**TASK DESCRIPTION**
Pick out the lines below that include the string "FAULTS".

[Data extracted from a collection]

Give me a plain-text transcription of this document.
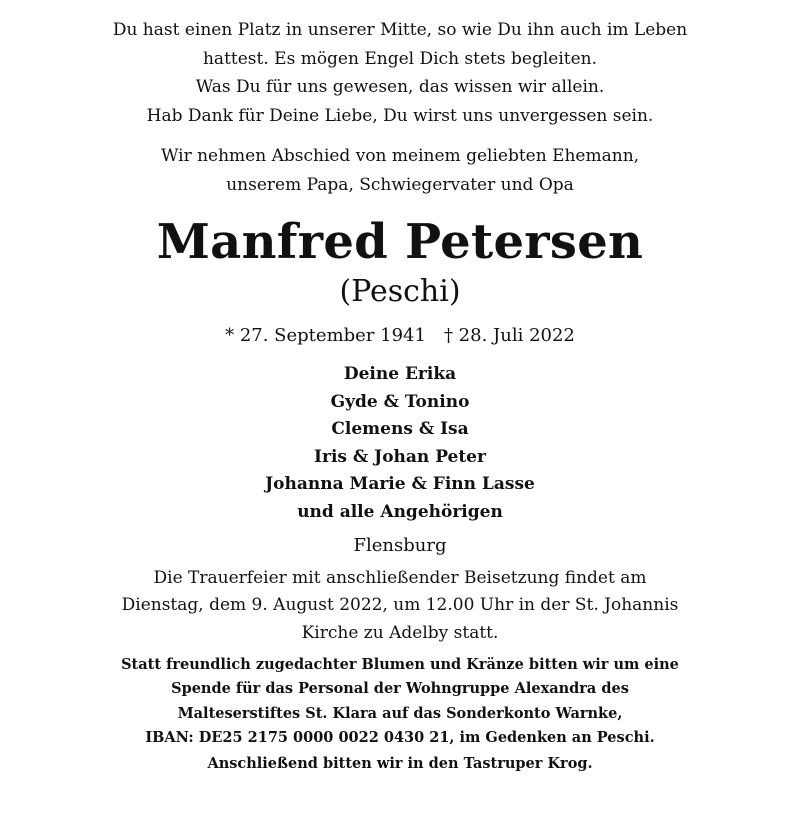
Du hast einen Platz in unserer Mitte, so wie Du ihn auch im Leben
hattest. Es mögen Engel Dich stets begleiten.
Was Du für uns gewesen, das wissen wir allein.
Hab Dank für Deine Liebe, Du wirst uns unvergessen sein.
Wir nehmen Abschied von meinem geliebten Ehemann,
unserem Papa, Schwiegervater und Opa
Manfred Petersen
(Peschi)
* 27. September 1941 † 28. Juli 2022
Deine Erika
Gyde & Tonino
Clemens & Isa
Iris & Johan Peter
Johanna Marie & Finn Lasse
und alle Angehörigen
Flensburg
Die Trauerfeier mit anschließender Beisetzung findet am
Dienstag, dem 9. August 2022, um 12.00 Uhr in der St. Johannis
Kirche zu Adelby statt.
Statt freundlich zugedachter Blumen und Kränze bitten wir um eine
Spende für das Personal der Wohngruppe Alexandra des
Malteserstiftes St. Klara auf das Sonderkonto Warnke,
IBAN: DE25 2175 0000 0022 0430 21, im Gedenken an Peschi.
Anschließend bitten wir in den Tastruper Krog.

* * *

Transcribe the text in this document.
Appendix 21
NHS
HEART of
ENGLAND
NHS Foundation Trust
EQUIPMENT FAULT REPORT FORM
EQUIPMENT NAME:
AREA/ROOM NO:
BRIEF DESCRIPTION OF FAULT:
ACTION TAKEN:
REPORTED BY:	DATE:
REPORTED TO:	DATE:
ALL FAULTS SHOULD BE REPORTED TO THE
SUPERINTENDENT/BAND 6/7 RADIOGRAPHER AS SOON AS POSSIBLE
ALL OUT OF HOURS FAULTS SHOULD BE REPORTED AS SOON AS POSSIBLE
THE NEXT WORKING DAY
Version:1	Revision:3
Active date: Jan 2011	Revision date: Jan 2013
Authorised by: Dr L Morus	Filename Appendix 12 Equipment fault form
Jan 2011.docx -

**THE SOLUTION**
ALL FAULTS SHOULD BE REPORTED TO THE
ALL OUT OF HOURS FAULTS SHOULD BE REPORTED AS SOON AS POSSIBLE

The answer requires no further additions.